Extracted text:
+--
[HACKERS] Sort of a planner regression 8.3-8.4 (due to EXISTS inlining) and related stuff

2010-05-16 Thread Andres Freund
Hi all,

After having received several reports of worse plans on 8.4 compared to 8.3 
and recently once more one from 'vaxerdec' on IRC I tried to investigate the 
difference.
Reducing the (large and ugly, automatically generated queries) to a 
reproducible testcase I ended up with the following pattern:

explain SELECT 1
   
FROM
c
WHERE
EXISTS (
SELECT *   
FROM a
JOIN b USING (b_id)
WHERE b.c_id = c.c_id)
AND c.value = 1;

8.3 planned this to:

  Index Scan using c_value_key on c  (cost=0.00..24.83 rows=1 width=0)
Index Cond: (value = 1)
Filter: (subplan)
SubPlan
  -  Nested Loop  (cost=0.00..16.56 rows=1 width=12)
-  Index Scan using b__c_id on b  (cost=0.00..8.27 rows=1 
width=8)
  Index Cond: (c_id = $0)
-  Index Scan using a__b_id on a  (cost=0.00..8.27 rows=1 
width=8)
+--
Data section:

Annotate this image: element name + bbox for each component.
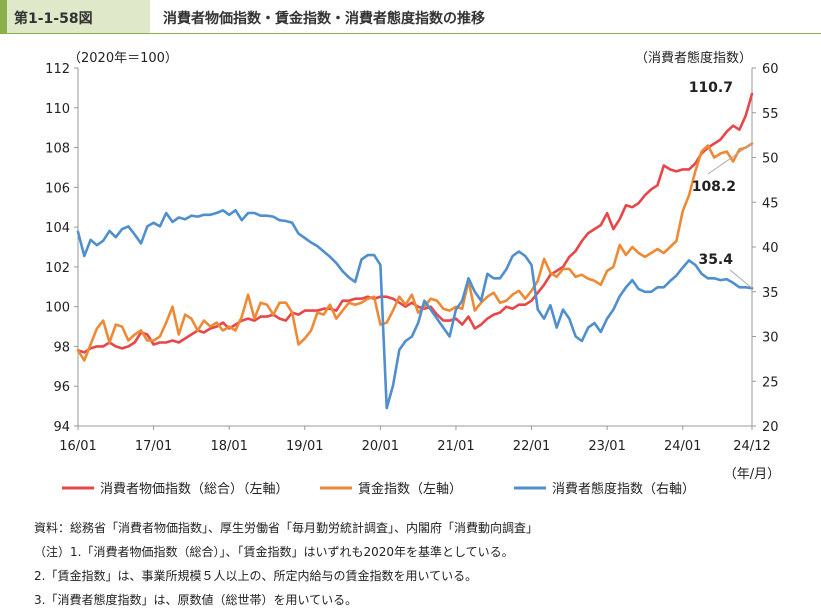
+--
Exercise requirements:
(a) In the mailing-list post on the 8.3–8.4 planner regression, rewrite the paragraph beginning "After having received several reports" and ending "the following pattern:" as a short bulleted list that keeps its main facts.
(b) Write the next part of the mailing-list post on the 8.3–8.4 planner regression, starting right after its last line.

Exercise answers:
(a)
- Several reports described worse plans on 8.4 than on 8.3. The most recent came from 'vaxerdec' on IRC.
- The writer investigated the difference.
- The original queries were large, ugly and automatically generated. Reducing them to a reproducible test case gave the following pattern.

(b)
  Index Cond: (a.b_id = b.b_id)

Which is quite good for such a kind of query.

From 8.4 onwards this gets planned to 

  Nested Loop Semi Join  (cost=1543.00..7708.29 rows=1 width=0)
Join Filter: (c.c_id = b.c_id)
-  Index Scan using c_value_key on c  (cost=0.00..8.27 rows=1 width=4)
  Index Cond: (value = 1)
-  Hash Join  (cost=1543.00..7075.02 rows=5 width=4)
  Hash Cond: (b.b_id = a.b_id)
  -  Seq Scan on b  (cost=0.00..2164.01 rows=150001 width=8)
  -  Hash  (cost=722.00..722.00 rows=5 width=4)
-  Seq Scan on a  (cost=0.00..722.00 rows=5 width=4)

which is the near-equivalent (with s/Semi/IN/) what 8.3 produces for the above 
query with IN instead of EXISTS.

This kind of plan obviously is horrid.

The behavioral change was introduced in Tom's initial commit to support Semi 
Joins Implement SEMI and ANTI joins in the planner and executor. from 
2008-08-14 (I tried the commits before and after). 
Seeing that 8.3 didn't inline EXISTS but IN and showed the bad plan with IN 
its pretty evident that the inlining is the problem and not the patch itself.

Unsurprisingly 8.4 produces a similar plan to 8.3 if one uses a volatile 
function or a OFFSET 0 as that stops inlining.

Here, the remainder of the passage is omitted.